Prompt:
Repeat each record exactly as written, and drop any images.

(Excerpts from a figure dataset)
** begin **
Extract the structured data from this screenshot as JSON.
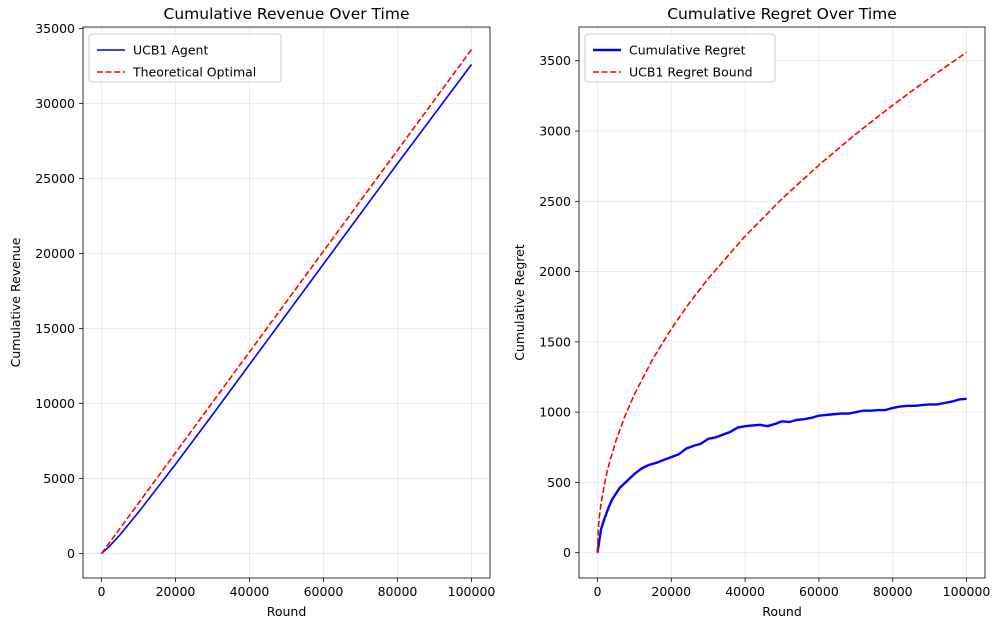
{
  "chart_data": [
    {
      "type": "line",
      "title": "Cumulative Revenue Over Time",
      "xlabel": "Round",
      "ylabel": "Cumulative Revenue",
      "xlim": [
        -5000,
        105000
      ],
      "ylim": [
        -1630,
        35100
      ],
      "xticks": [
        0,
        20000,
        40000,
        60000,
        80000,
        100000
      ],
      "yticks": [
        0,
        5000,
        10000,
        15000,
        20000,
        25000,
        30000,
        35000
      ],
      "grid": true,
      "legend_position": "top-left",
      "series": [
        {
          "name": "UCB1 Agent",
          "color": "#0000ff",
          "style": "solid",
          "x": [
            0,
            2000,
            5000,
            10000,
            20000,
            30000,
            40000,
            50000,
            60000,
            70000,
            80000,
            90000,
            100000
          ],
          "y": [
            0,
            450,
            1250,
            2750,
            5950,
            9250,
            12600,
            15950,
            19300,
            22650,
            26000,
            29300,
            32600
          ]
        },
        {
          "name": "Theoretical Optimal",
          "color": "#ff0000",
          "style": "dashed",
          "x": [
            0,
            100000
          ],
          "y": [
            0,
            33600
          ]
        }
      ]
    },
    {
      "type": "line",
      "title": "Cumulative Regret Over Time",
      "xlabel": "Round",
      "ylabel": "Cumulative Regret",
      "xlim": [
        -5000,
        105000
      ],
      "ylim": [
        -180,
        3740
      ],
      "xticks": [
        0,
        20000,
        40000,
        60000,
        80000,
        100000
      ],
      "yticks": [
        0,
        500,
        1000,
        1500,
        2000,
        2500,
        3000,
        3500
      ],
      "grid": true,
      "legend_position": "top-left",
      "series": [
        {
          "name": "Cumulative Regret",
          "color": "#0000ff",
          "style": "solid-thick",
          "x": [
            0,
            1000,
            2000,
            3000,
            4000,
            5000,
            6000,
            8000,
            10000,
            12000,
            14000,
            16000,
            18000,
            20000,
            22000,
            24000,
            26000,
            28000,
            30000,
            32000,
            34000,
            36000,
            38000,
            40000,
            42000,
            44000,
            46000,
            48000,
            50000,
            52000,
            54000,
            56000,
            58000,
            60000,
            62000,
            64000,
            66000,
            68000,
            70000,
            72000,
            74000,
            76000,
            78000,
            80000,
            82000,
            84000,
            86000,
            88000,
            90000,
            92000,
            94000,
            96000,
            98000,
            100000
          ],
          "y": [
            0,
            170,
            250,
            320,
            380,
            420,
            460,
            510,
            560,
            600,
            625,
            640,
            660,
            680,
            700,
            740,
            760,
            775,
            810,
            820,
            840,
            860,
            890,
            900,
            905,
            910,
            900,
            915,
            935,
            930,
            945,
            950,
            960,
            975,
            980,
            985,
            990,
            990,
            1000,
            1010,
            1010,
            1015,
            1015,
            1030,
            1040,
            1045,
            1045,
            1050,
            1055,
            1055,
            1065,
            1075,
            1090,
            1095
          ]
        },
        {
          "name": "UCB1 Regret Bound",
          "color": "#ff0000",
          "style": "dashed",
          "x": [
            0,
            250,
            500,
            1000,
            2000,
            3000,
            5000,
            7500,
            10000,
            15000,
            20000,
            25000,
            30000,
            40000,
            50000,
            60000,
            70000,
            80000,
            90000,
            100000
          ],
          "y": [
            0,
            178,
            252,
            356,
            503,
            617,
            796,
            975,
            1126,
            1379,
            1592,
            1780,
            1950,
            2252,
            2518,
            2758,
            2979,
            3184,
            3377,
            3560
          ]
        }
      ]
    }
  ]
}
** end **
The reply:
Extract the structured data from this screenshot as JSON.
{
  "chart_data": [
    {
      "type": "line",
      "title": "Cumulative Revenue Over Time",
      "xlabel": "Round",
      "ylabel": "Cumulative Revenue",
      "xlim": [
        -5000,
        105000
      ],
      "ylim": [
        -1630,
        35100
      ],
      "xticks": [
        0,
        20000,
        40000,
        60000,
        80000,
        100000
      ],
      "yticks": [
        0,
        5000,
        10000,
        15000,
        20000,
        25000,
        30000,
        35000
      ],
      "grid": true,
      "legend_position": "top-left",
      "series": [
        {
          "name": "UCB1 Agent",
          "color": "#0000ff",
          "style": "solid",
          "x": [
            0,
            2000,
            5000,
            10000,
            20000,
            30000,
            40000,
            50000,
            60000,
            70000,
            80000,
            90000,
            100000
          ],
          "y": [
            0,
            450,
            1250,
            2750,
            5950,
            9250,
            12600,
            15950,
            19300,
            22650,
            26000,
            29300,
            32600
          ]
        },
        {
          "name": "Theoretical Optimal",
          "color": "#ff0000",
          "style": "dashed",
          "x": [
            0,
            100000
          ],
          "y": [
            0,
            33600
          ]
        }
      ]
    },
    {
      "type": "line",
      "title": "Cumulative Regret Over Time",
      "xlabel": "Round",
      "ylabel": "Cumulative Regret",
      "xlim": [
        -5000,
        105000
      ],
      "ylim": [
        -180,
        3740
      ],
      "xticks": [
        0,
        20000,
        40000,
        60000,
        80000,
        100000
      ],
      "yticks": [
        0,
        500,
        1000,
        1500,
        2000,
        2500,
        3000,
        3500
      ],
      "grid": true,
      "legend_position": "top-left",
      "series": [
        {
          "name": "Cumulative Regret",
          "color": "#0000ff",
          "style": "solid-thick",
          "x": [
            0,
            1000,
            2000,
            3000,
            4000,
            5000,
            6000,
            8000,
            10000,
            12000,
            14000,
            16000,
            18000,
            20000,
            22000,
            24000,
            26000,
            28000,
            30000,
            32000,
            34000,
            36000,
            38000,
            40000,
            42000,
            44000,
            46000,
            48000,
            50000,
            52000,
            54000,
            56000,
            58000,
            60000,
            62000,
            64000,
            66000,
            68000,
            70000,
            72000,
            74000,
            76000,
            78000,
            80000,
            82000,
            84000,
            86000,
            88000,
            90000,
            92000,
            94000,
            96000,
            98000,
            100000
          ],
          "y": [
            0,
            170,
            250,
            320,
            380,
            420,
            460,
            510,
            560,
            600,
            625,
            640,
            660,
            680,
            700,
            740,
            760,
            775,
            810,
            820,
            840,
            860,
            890,
            900,
            905,
            910,
            900,
            915,
            935,
            930,
            945,
            950,
            960,
            975,
            980,
            985,
            990,
            990,
            1000,
            1010,
            1010,
            1015,
            1015,
            1030,
            1040,
            1045,
            1045,
            1050,
            1055,
            1055,
            1065,
            1075,
            1090,
            1095
          ]
        },
        {
          "name": "UCB1 Regret Bound",
          "color": "#ff0000",
          "style": "dashed",
          "x": [
            0,
            250,
            500,
            1000,
            2000,
            3000,
            5000,
            7500,
            10000,
            15000,
            20000,
            25000,
            30000,
            40000,
            50000,
            60000,
            70000,
            80000,
            90000,
            100000
          ],
          "y": [
            0,
            178,
            252,
            356,
            503,
            617,
            796,
            975,
            1126,
            1379,
            1592,
            1780,
            1950,
            2252,
            2518,
            2758,
            2979,
            3184,
            3377,
            3560
          ]
        }
      ]
    }
  ]
}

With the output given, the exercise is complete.